--- SOURCE MATERIAL ---

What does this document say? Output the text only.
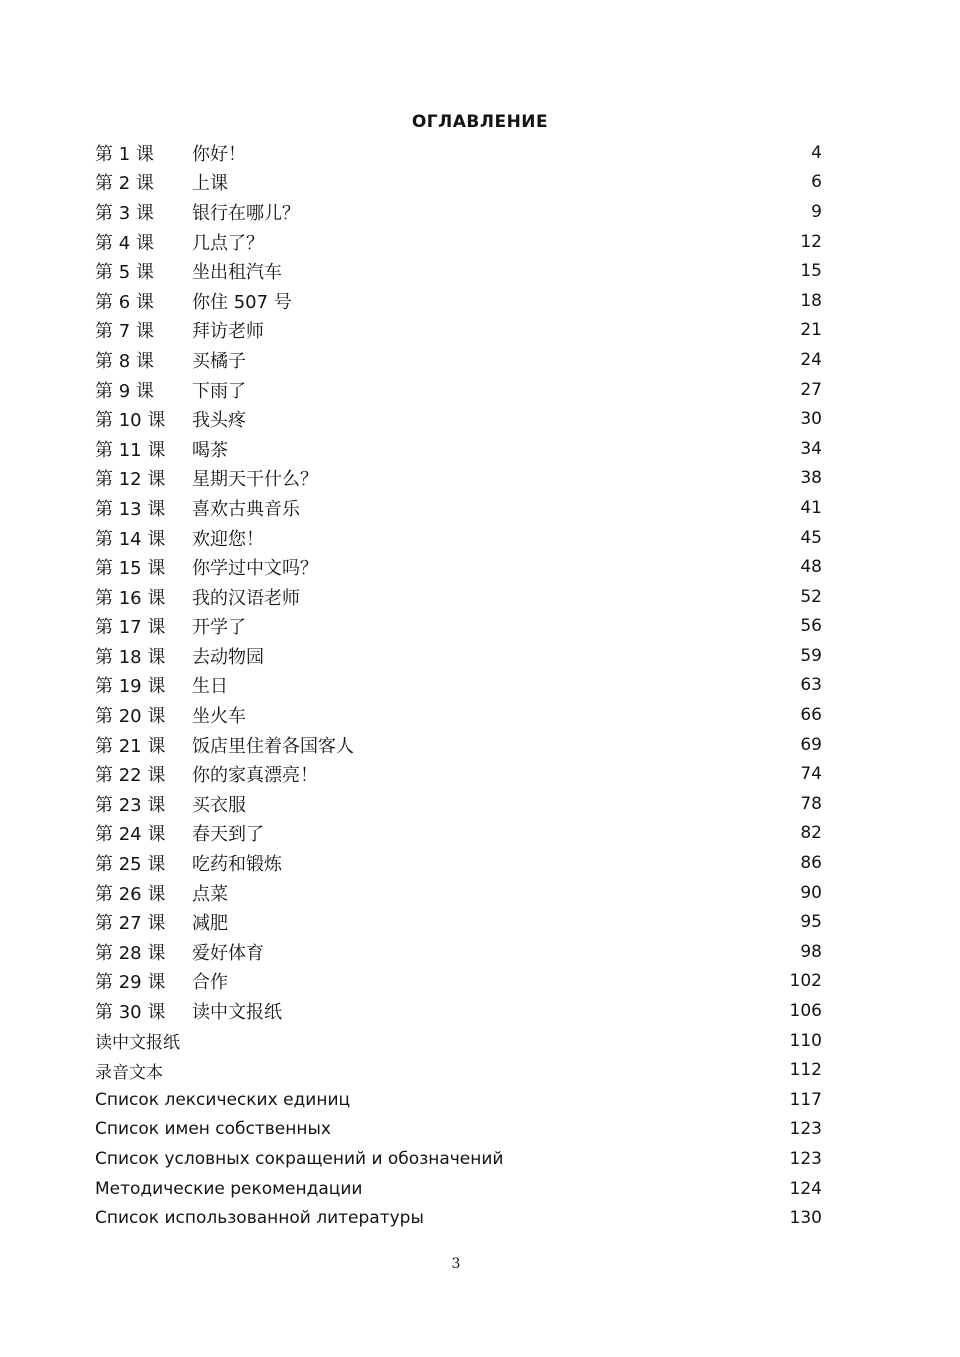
ОГЛАВЛЕНИЕ
第 1 课	你好！	4
第 2 课	上课	6
第 3 课	银行在哪儿？	9
第 4 课	几点了？	12
第 5 课	坐出租汽车	15
第 6 课	你住 507 号	18
第 7 课	拜访老师	21
第 8 课	买橘子	24
第 9 课	下雨了	27
第 10 课	我头疼	30
第 11 课	喝茶	34
第 12 课	星期天干什么？	38
第 13 课	喜欢古典音乐	41
第 14 课	欢迎您！	45
第 15 课	你学过中文吗？	48
第 16 课	我的汉语老师	52
第 17 课	开学了	56
第 18 课	去动物园	59
第 19 课	生日	63
第 20 课	坐火车	66
第 21 课	饭店里住着各国客人	69
第 22 课	你的家真漂亮！	74
第 23 课	买衣服	78
第 24 课	春天到了	82
第 25 课	吃药和锻炼	86
第 26 课	点菜	90
第 27 课	减肥	95
第 28 课	爱好体育	98
第 29 课	合作	102
第 30 课	读中文报纸	106
读中文报纸	110
录音文本	112
Список лексических единиц	117
Список имен собственных	123
Список условных сокращений и обозначений	123
Методические рекомендации	124
Список использованной литературы	130
3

---

*GOAL OF THE EXERCISE*: Omit every picture, and otherwise quote the entries exactly.

*ANSWER BELOW*:
What does this document say? Output the text only.
ОГЛАВЛЕНИЕ
第 1 课	你好！	4
第 2 课	上课	6
第 3 课	银行在哪儿？	9
第 4 课	几点了？	12
第 5 课	坐出租汽车	15
第 6 课	你住 507 号	18
第 7 课	拜访老师	21
第 8 课	买橘子	24
第 9 课	下雨了	27
第 10 课	我头疼	30
第 11 课	喝茶	34
第 12 课	星期天干什么？	38
第 13 课	喜欢古典音乐	41
第 14 课	欢迎您！	45
第 15 课	你学过中文吗？	48
第 16 课	我的汉语老师	52
第 17 课	开学了	56
第 18 课	去动物园	59
第 19 课	生日	63
第 20 课	坐火车	66
第 21 课	饭店里住着各国客人	69
第 22 课	你的家真漂亮！	74
第 23 课	买衣服	78
第 24 课	春天到了	82
第 25 课	吃药和锻炼	86
第 26 课	点菜	90
第 27 课	减肥	95
第 28 课	爱好体育	98
第 29 课	合作	102
第 30 课	读中文报纸	106
读中文报纸	110
录音文本	112
Список лексических единиц	117
Список имен собственных	123
Список условных сокращений и обозначений	123
Методические рекомендации	124
Список использованной литературы	130
3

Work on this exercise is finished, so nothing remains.